THE REQUEST ▸ From the data that follows, copy every line holding the string "雌花后留".
:: EXTRACTED MATERIAL
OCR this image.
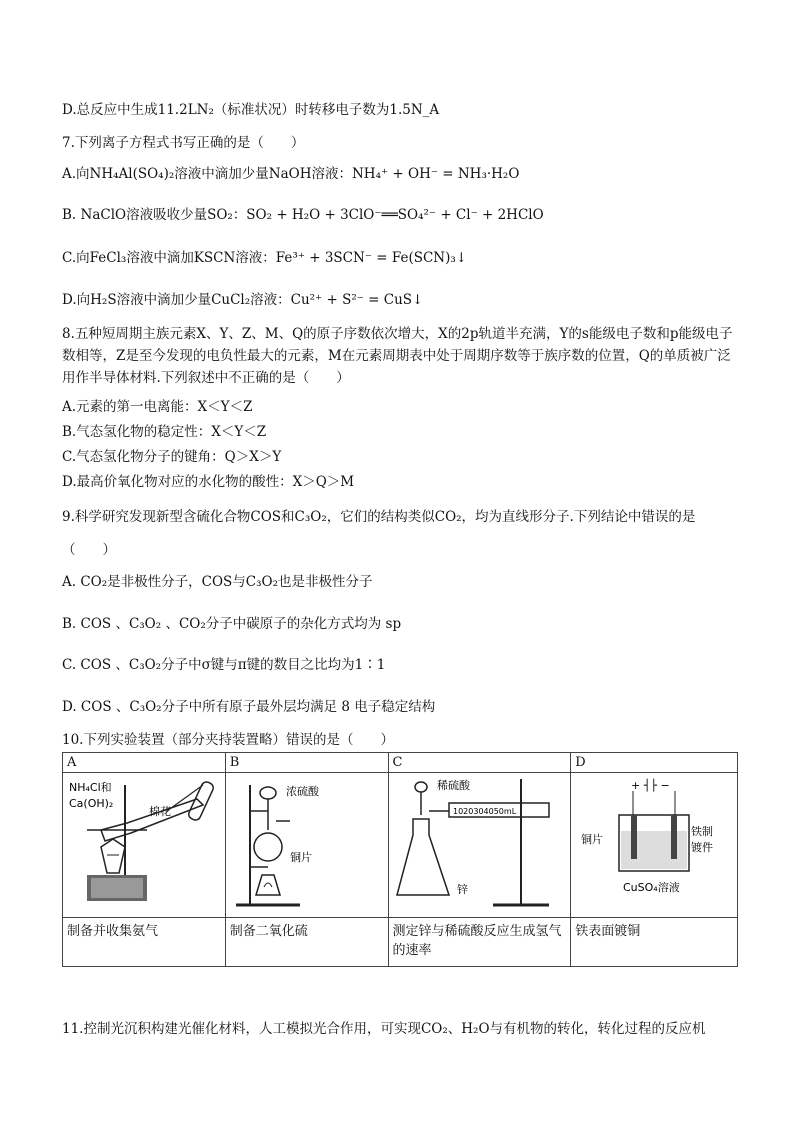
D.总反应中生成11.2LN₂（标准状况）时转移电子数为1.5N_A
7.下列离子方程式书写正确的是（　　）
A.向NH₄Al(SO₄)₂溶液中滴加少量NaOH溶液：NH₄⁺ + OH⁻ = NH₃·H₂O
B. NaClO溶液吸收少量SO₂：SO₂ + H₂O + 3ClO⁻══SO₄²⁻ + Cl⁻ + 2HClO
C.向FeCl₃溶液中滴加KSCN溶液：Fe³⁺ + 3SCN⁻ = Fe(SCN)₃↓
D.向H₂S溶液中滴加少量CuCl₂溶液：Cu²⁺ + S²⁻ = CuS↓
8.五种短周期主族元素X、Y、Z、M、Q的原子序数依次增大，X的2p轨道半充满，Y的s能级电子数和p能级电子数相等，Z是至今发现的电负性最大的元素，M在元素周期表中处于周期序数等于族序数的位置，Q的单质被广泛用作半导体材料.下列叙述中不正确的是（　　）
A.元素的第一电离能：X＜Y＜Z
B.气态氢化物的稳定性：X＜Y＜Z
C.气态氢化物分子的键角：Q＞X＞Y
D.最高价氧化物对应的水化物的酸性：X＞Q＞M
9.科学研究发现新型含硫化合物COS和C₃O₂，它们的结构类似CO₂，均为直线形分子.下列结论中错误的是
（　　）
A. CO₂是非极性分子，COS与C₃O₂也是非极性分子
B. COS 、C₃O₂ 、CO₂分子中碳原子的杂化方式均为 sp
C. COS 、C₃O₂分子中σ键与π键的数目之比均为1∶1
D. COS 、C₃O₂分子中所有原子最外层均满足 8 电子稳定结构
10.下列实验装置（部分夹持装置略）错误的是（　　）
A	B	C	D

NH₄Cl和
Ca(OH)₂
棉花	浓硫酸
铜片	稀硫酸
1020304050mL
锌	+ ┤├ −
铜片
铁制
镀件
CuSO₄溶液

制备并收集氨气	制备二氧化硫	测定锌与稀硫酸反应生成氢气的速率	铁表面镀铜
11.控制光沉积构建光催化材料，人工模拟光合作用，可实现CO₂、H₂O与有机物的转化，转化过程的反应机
::::
:: EXTRACTED MATERIAL
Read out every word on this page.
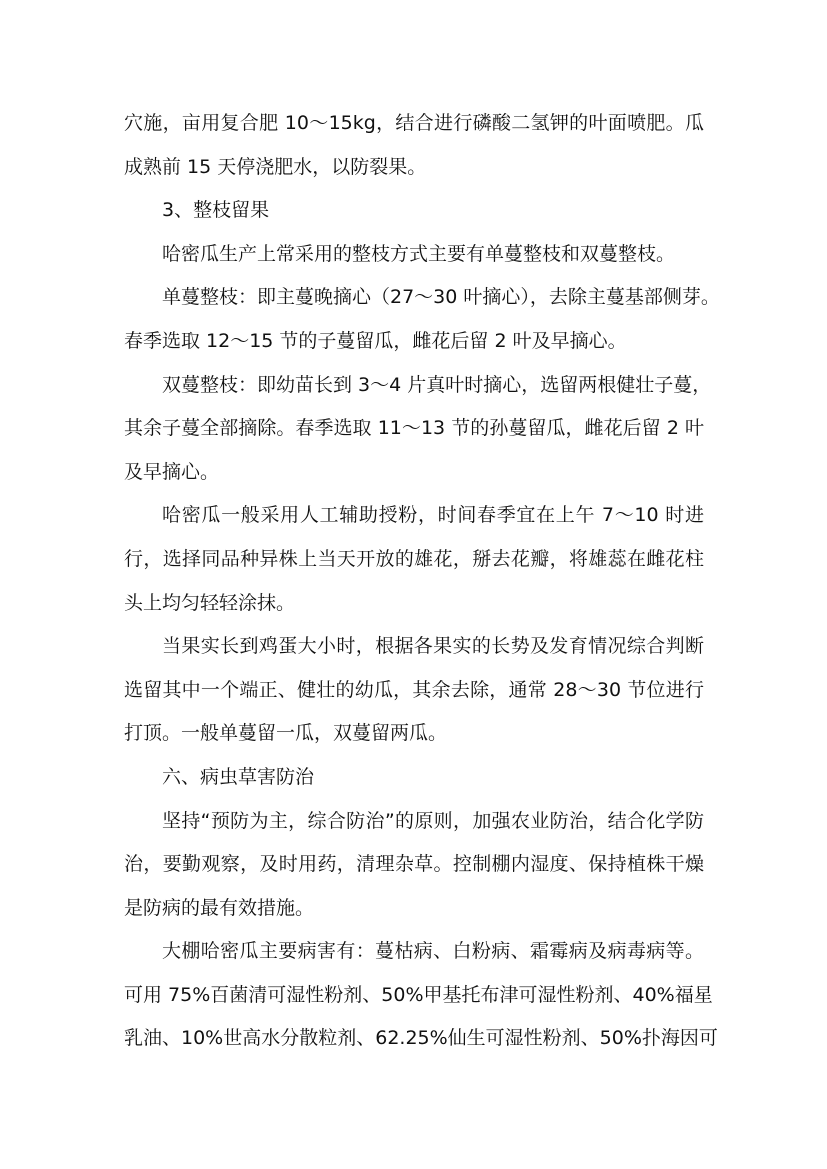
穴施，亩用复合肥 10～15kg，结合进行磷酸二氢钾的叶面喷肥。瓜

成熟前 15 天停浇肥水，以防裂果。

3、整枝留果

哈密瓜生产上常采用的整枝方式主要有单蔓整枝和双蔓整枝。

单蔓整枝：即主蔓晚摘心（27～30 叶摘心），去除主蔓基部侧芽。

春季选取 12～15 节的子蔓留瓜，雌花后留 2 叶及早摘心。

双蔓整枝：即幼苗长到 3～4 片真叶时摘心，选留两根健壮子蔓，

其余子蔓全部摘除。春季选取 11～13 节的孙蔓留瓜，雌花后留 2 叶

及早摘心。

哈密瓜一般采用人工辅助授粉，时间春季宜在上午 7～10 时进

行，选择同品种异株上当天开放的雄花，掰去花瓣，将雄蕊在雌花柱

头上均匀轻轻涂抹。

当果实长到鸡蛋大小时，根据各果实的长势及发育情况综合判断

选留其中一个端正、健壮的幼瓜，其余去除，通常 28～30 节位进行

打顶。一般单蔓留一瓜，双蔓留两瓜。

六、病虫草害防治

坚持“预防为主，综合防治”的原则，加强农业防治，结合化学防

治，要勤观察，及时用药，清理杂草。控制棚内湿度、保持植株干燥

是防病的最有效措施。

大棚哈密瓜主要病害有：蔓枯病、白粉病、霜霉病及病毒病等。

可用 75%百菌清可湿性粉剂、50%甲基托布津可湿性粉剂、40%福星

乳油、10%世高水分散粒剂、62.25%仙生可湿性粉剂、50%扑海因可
::::
TASK OUTPUT ▸
春季选取 12～15 节的子蔓留瓜，雌花后留 2 叶及早摘心。
其余子蔓全部摘除。春季选取 11～13 节的孙蔓留瓜，雌花后留 2 叶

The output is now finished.